Your task is to reproduce the material exactly.

========

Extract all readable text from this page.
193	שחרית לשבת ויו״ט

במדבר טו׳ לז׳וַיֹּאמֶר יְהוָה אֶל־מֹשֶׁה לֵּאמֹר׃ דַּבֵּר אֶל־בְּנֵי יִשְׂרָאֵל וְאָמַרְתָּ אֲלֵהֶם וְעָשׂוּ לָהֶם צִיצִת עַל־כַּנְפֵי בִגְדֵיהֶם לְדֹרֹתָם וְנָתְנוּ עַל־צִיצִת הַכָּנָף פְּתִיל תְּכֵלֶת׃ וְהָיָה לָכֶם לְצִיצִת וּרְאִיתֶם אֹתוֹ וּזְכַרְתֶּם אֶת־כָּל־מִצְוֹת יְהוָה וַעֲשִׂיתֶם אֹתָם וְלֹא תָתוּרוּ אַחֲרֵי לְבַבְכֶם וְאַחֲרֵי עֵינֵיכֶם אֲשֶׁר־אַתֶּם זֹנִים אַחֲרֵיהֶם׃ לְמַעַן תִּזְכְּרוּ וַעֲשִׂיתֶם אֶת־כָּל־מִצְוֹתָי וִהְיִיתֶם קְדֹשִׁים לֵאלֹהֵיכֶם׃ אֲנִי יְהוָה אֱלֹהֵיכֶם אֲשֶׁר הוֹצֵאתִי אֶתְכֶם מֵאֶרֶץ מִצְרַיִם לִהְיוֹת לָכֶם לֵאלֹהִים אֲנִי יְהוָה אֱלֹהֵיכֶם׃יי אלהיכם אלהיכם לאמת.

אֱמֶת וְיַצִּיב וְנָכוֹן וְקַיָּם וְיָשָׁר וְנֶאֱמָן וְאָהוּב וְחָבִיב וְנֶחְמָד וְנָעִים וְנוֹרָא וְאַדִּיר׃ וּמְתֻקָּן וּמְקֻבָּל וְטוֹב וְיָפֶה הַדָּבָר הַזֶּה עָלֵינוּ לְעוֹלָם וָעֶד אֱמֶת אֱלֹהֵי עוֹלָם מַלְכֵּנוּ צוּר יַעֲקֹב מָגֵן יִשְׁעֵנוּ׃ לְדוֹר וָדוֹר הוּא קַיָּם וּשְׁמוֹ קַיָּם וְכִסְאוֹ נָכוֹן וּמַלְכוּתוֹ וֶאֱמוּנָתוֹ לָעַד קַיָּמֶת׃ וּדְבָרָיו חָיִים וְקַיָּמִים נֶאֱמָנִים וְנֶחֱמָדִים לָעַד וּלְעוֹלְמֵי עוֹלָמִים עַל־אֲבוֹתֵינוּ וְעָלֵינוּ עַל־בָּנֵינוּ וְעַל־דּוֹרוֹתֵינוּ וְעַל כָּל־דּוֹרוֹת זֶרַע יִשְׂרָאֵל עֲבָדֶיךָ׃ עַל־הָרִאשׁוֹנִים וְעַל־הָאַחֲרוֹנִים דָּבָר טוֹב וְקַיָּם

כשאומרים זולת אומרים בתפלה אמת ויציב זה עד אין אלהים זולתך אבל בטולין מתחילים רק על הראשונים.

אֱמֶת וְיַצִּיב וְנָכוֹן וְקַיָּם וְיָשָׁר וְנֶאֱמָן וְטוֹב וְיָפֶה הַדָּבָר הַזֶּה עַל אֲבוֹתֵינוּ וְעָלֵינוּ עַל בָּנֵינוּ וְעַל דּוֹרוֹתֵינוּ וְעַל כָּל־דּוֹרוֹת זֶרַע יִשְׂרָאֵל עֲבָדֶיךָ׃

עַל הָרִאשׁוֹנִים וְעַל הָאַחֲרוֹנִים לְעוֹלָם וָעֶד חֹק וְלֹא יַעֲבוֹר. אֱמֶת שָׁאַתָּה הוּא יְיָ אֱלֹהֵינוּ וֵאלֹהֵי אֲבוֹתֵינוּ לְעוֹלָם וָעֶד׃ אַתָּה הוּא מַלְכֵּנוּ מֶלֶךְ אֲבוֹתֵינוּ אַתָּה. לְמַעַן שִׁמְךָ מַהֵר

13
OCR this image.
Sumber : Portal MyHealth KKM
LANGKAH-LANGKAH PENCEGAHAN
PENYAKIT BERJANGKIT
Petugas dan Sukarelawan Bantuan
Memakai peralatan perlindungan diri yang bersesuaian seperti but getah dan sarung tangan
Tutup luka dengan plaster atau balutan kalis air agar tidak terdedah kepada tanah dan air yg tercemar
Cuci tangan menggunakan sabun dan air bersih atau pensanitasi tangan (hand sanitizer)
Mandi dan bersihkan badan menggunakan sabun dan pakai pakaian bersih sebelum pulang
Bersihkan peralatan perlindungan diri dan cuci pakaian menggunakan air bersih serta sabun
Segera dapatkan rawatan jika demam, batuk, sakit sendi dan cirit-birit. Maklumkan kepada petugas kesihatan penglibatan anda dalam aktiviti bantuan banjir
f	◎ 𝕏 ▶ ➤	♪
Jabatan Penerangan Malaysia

========

#### EXERCISE RESULT:
Extract all readable text from this page.
193	שחרית לשבת ויו״ט

במדבר טו׳ לז׳וַיֹּאמֶר יְהוָה אֶל־מֹשֶׁה לֵּאמֹר׃ דַּבֵּר אֶל־בְּנֵי יִשְׂרָאֵל וְאָמַרְתָּ אֲלֵהֶם וְעָשׂוּ לָהֶם צִיצִת עַל־כַּנְפֵי בִגְדֵיהֶם לְדֹרֹתָם וְנָתְנוּ עַל־צִיצִת הַכָּנָף פְּתִיל תְּכֵלֶת׃ וְהָיָה לָכֶם לְצִיצִת וּרְאִיתֶם אֹתוֹ וּזְכַרְתֶּם אֶת־כָּל־מִצְוֹת יְהוָה וַעֲשִׂיתֶם אֹתָם וְלֹא תָתוּרוּ אַחֲרֵי לְבַבְכֶם וְאַחֲרֵי עֵינֵיכֶם אֲשֶׁר־אַתֶּם זֹנִים אַחֲרֵיהֶם׃ לְמַעַן תִּזְכְּרוּ וַעֲשִׂיתֶם אֶת־כָּל־מִצְוֹתָי וִהְיִיתֶם קְדֹשִׁים לֵאלֹהֵיכֶם׃ אֲנִי יְהוָה אֱלֹהֵיכֶם אֲשֶׁר הוֹצֵאתִי אֶתְכֶם מֵאֶרֶץ מִצְרַיִם לִהְיוֹת לָכֶם לֵאלֹהִים אֲנִי יְהוָה אֱלֹהֵיכֶם׃יי אלהיכם אלהיכם לאמת.

אֱמֶת וְיַצִּיב וְנָכוֹן וְקַיָּם וְיָשָׁר וְנֶאֱמָן וְאָהוּב וְחָבִיב וְנֶחְמָד וְנָעִים וְנוֹרָא וְאַדִּיר׃ וּמְתֻקָּן וּמְקֻבָּל וְטוֹב וְיָפֶה הַדָּבָר הַזֶּה עָלֵינוּ לְעוֹלָם וָעֶד אֱמֶת אֱלֹהֵי עוֹלָם מַלְכֵּנוּ צוּר יַעֲקֹב מָגֵן יִשְׁעֵנוּ׃ לְדוֹר וָדוֹר הוּא קַיָּם וּשְׁמוֹ קַיָּם וְכִסְאוֹ נָכוֹן וּמַלְכוּתוֹ וֶאֱמוּנָתוֹ לָעַד קַיָּמֶת׃ וּדְבָרָיו חָיִים וְקַיָּמִים נֶאֱמָנִים וְנֶחֱמָדִים לָעַד וּלְעוֹלְמֵי עוֹלָמִים עַל־אֲבוֹתֵינוּ וְעָלֵינוּ עַל־בָּנֵינוּ וְעַל־דּוֹרוֹתֵינוּ וְעַל כָּל־דּוֹרוֹת זֶרַע יִשְׂרָאֵל עֲבָדֶיךָ׃ עַל־הָרִאשׁוֹנִים וְעַל־הָאַחֲרוֹנִים דָּבָר טוֹב וְקַיָּם

כשאומרים זולת אומרים בתפלה אמת ויציב זה עד אין אלהים זולתך אבל בטולין מתחילים רק על הראשונים.

אֱמֶת וְיַצִּיב וְנָכוֹן וְקַיָּם וְיָשָׁר וְנֶאֱמָן וְטוֹב וְיָפֶה הַדָּבָר הַזֶּה עַל אֲבוֹתֵינוּ וְעָלֵינוּ עַל בָּנֵינוּ וְעַל דּוֹרוֹתֵינוּ וְעַל כָּל־דּוֹרוֹת זֶרַע יִשְׂרָאֵל עֲבָדֶיךָ׃

עַל הָרִאשׁוֹנִים וְעַל הָאַחֲרוֹנִים לְעוֹלָם וָעֶד חֹק וְלֹא יַעֲבוֹר. אֱמֶת שָׁאַתָּה הוּא יְיָ אֱלֹהֵינוּ וֵאלֹהֵי אֲבוֹתֵינוּ לְעוֹלָם וָעֶד׃ אַתָּה הוּא מַלְכֵּנוּ מֶלֶךְ אֲבוֹתֵינוּ אַתָּה. לְמַעַן שִׁמְךָ מַהֵר

13
OCR this image.
Sumber : Portal MyHealth KKM
LANGKAH-LANGKAH PENCEGAHAN
PENYAKIT BERJANGKIT
Petugas dan Sukarelawan Bantuan
Memakai peralatan perlindungan diri yang bersesuaian seperti but getah dan sarung tangan
Tutup luka dengan plaster atau balutan kalis air agar tidak terdedah kepada tanah dan air yg tercemar
Cuci tangan menggunakan sabun dan air bersih atau pensanitasi tangan (hand sanitizer)
Mandi dan bersihkan badan menggunakan sabun dan pakai pakaian bersih sebelum pulang
Bersihkan peralatan perlindungan diri dan cuci pakaian menggunakan air bersih serta sabun
Segera dapatkan rawatan jika demam, batuk, sakit sendi dan cirit-birit. Maklumkan kepada petugas kesihatan penglibatan anda dalam aktiviti bantuan banjir
f	◎ 𝕏 ▶ ➤	♪
Jabatan Penerangan Malaysia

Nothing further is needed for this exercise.